═══ Given information

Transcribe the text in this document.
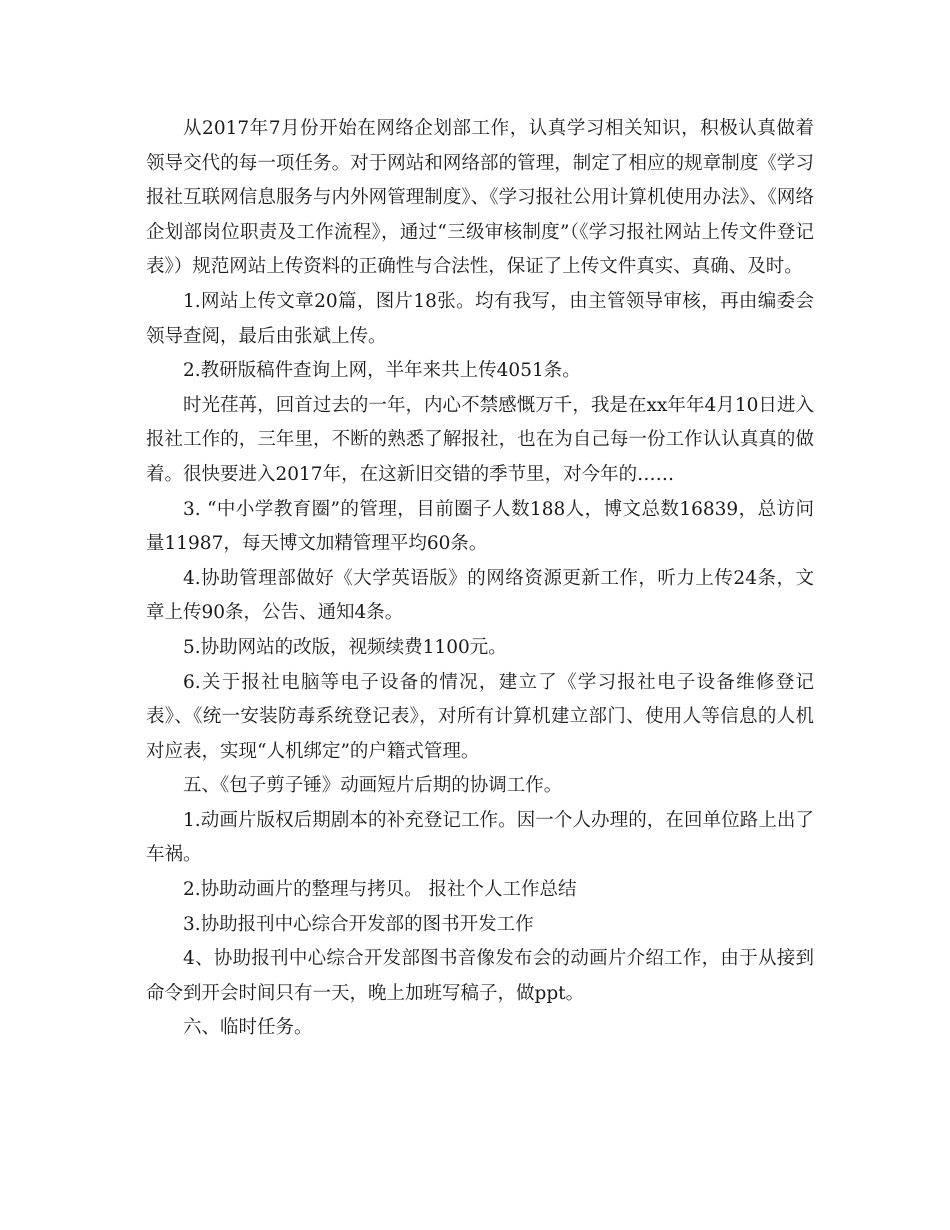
从2017年7月份开始在网络企划部工作，认真学习相关知识，积极认真做着领导交代的每一项任务。对于网站和网络部的管理，制定了相应的规章制度《学习报社互联网信息服务与内外网管理制度》、《学习报社公用计算机使用办法》、《网络企划部岗位职责及工作流程》，通过“三级审核制度”（《学习报社网站上传文件登记表》）规范网站上传资料的正确性与合法性，保证了上传文件真实、真确、及时。

1.网站上传文章20篇，图片18张。均有我写，由主管领导审核，再由编委会领导查阅，最后由张斌上传。

2.教研版稿件查询上网，半年来共上传4051条。

时光荏苒，回首过去的一年，内心不禁感慨万千，我是在xx年年4月10日进入报社工作的，三年里，不断的熟悉了解报社，也在为自己每一份工作认认真真的做着。很快要进入2017年，在这新旧交错的季节里，对今年的……

3. “中小学教育圈”的管理，目前圈子人数188人，博文总数16839，总访问量11987，每天博文加精管理平均60条。

4.协助管理部做好《大学英语版》的网络资源更新工作，听力上传24条，文章上传90条，公告、通知4条。

5.协助网站的改版，视频续费1100元。

6.关于报社电脑等电子设备的情况，建立了《学习报社电子设备维修登记表》、《统一安装防毒系统登记表》，对所有计算机建立部门、使用人等信息的人机对应表，实现“人机绑定”的户籍式管理。

五、《包子剪子锤》动画短片后期的协调工作。

1.动画片版权后期剧本的补充登记工作。因一个人办理的，在回单位路上出了车祸。

2.协助动画片的整理与拷贝。 报社个人工作总结

3.协助报刊中心综合开发部的图书开发工作

4、协助报刊中心综合开发部图书音像发布会的动画片介绍工作，由于从接到命令到开会时间只有一天，晚上加班写稿子，做ppt。

六、临时任务。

══════

» **Task**
Copy all the records above exactly, but leave out the pictures.

» **Exercise result**
Transcribe the text in this document.
从2017年7月份开始在网络企划部工作，认真学习相关知识，积极认真做着领导交代的每一项任务。对于网站和网络部的管理，制定了相应的规章制度《学习报社互联网信息服务与内外网管理制度》、《学习报社公用计算机使用办法》、《网络企划部岗位职责及工作流程》，通过“三级审核制度”（《学习报社网站上传文件登记表》）规范网站上传资料的正确性与合法性，保证了上传文件真实、真确、及时。

1.网站上传文章20篇，图片18张。均有我写，由主管领导审核，再由编委会领导查阅，最后由张斌上传。

2.教研版稿件查询上网，半年来共上传4051条。

时光荏苒，回首过去的一年，内心不禁感慨万千，我是在xx年年4月10日进入报社工作的，三年里，不断的熟悉了解报社，也在为自己每一份工作认认真真的做着。很快要进入2017年，在这新旧交错的季节里，对今年的……

3. “中小学教育圈”的管理，目前圈子人数188人，博文总数16839，总访问量11987，每天博文加精管理平均60条。

4.协助管理部做好《大学英语版》的网络资源更新工作，听力上传24条，文章上传90条，公告、通知4条。

5.协助网站的改版，视频续费1100元。

6.关于报社电脑等电子设备的情况，建立了《学习报社电子设备维修登记表》、《统一安装防毒系统登记表》，对所有计算机建立部门、使用人等信息的人机对应表，实现“人机绑定”的户籍式管理。

五、《包子剪子锤》动画短片后期的协调工作。

1.动画片版权后期剧本的补充登记工作。因一个人办理的，在回单位路上出了车祸。

2.协助动画片的整理与拷贝。 报社个人工作总结

3.协助报刊中心综合开发部的图书开发工作

4、协助报刊中心综合开发部图书音像发布会的动画片介绍工作，由于从接到命令到开会时间只有一天，晚上加班写稿子，做ppt。

六、临时任务。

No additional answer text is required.